Exercise ::
Go through the material below and copy each line where the word "해외입양은" appears.

(Collected data)
------

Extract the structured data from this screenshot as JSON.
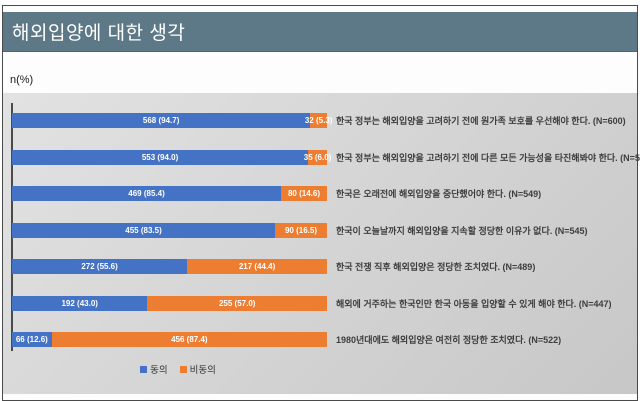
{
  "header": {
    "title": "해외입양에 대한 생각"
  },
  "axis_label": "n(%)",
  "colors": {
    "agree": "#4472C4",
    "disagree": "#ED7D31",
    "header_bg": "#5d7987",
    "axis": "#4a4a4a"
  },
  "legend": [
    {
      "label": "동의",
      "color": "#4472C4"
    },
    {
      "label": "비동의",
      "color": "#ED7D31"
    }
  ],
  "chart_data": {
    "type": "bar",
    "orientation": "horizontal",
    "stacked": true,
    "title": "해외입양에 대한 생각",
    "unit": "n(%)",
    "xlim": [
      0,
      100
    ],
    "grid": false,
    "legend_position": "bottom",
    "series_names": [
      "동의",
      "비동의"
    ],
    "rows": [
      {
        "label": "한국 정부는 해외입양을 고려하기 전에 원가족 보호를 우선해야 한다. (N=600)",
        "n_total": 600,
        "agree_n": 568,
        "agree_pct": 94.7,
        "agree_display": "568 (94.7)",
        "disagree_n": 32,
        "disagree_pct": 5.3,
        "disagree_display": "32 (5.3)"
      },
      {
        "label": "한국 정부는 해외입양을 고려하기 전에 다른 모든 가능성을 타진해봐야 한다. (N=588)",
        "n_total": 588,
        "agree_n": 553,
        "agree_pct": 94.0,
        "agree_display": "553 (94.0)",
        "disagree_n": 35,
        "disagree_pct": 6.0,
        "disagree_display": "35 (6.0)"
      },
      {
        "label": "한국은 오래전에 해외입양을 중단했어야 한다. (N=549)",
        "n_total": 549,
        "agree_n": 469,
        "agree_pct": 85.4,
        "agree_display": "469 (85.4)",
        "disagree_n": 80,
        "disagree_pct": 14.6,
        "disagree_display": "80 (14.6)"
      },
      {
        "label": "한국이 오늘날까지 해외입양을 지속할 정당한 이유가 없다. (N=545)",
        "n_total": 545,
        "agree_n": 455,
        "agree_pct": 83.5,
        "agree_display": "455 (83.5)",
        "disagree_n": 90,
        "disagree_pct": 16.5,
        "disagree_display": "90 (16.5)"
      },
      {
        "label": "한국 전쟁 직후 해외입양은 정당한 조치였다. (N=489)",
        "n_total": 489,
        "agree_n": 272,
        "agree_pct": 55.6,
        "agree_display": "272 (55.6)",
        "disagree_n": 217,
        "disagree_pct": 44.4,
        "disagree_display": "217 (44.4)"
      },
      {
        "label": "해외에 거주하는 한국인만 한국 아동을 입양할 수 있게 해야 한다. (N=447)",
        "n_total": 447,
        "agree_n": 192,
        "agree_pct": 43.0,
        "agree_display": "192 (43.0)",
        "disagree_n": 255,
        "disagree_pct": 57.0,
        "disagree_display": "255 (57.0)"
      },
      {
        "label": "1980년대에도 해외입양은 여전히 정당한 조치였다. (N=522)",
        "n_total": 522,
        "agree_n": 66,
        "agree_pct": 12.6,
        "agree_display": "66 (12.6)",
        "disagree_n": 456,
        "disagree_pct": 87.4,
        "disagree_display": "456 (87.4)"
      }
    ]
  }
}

------

Task solution ::
        "label": "한국 전쟁 직후 해외입양은 정당한 조치였다. (N=489)",
        "label": "1980년대에도 해외입양은 여전히 정당한 조치였다. (N=522)",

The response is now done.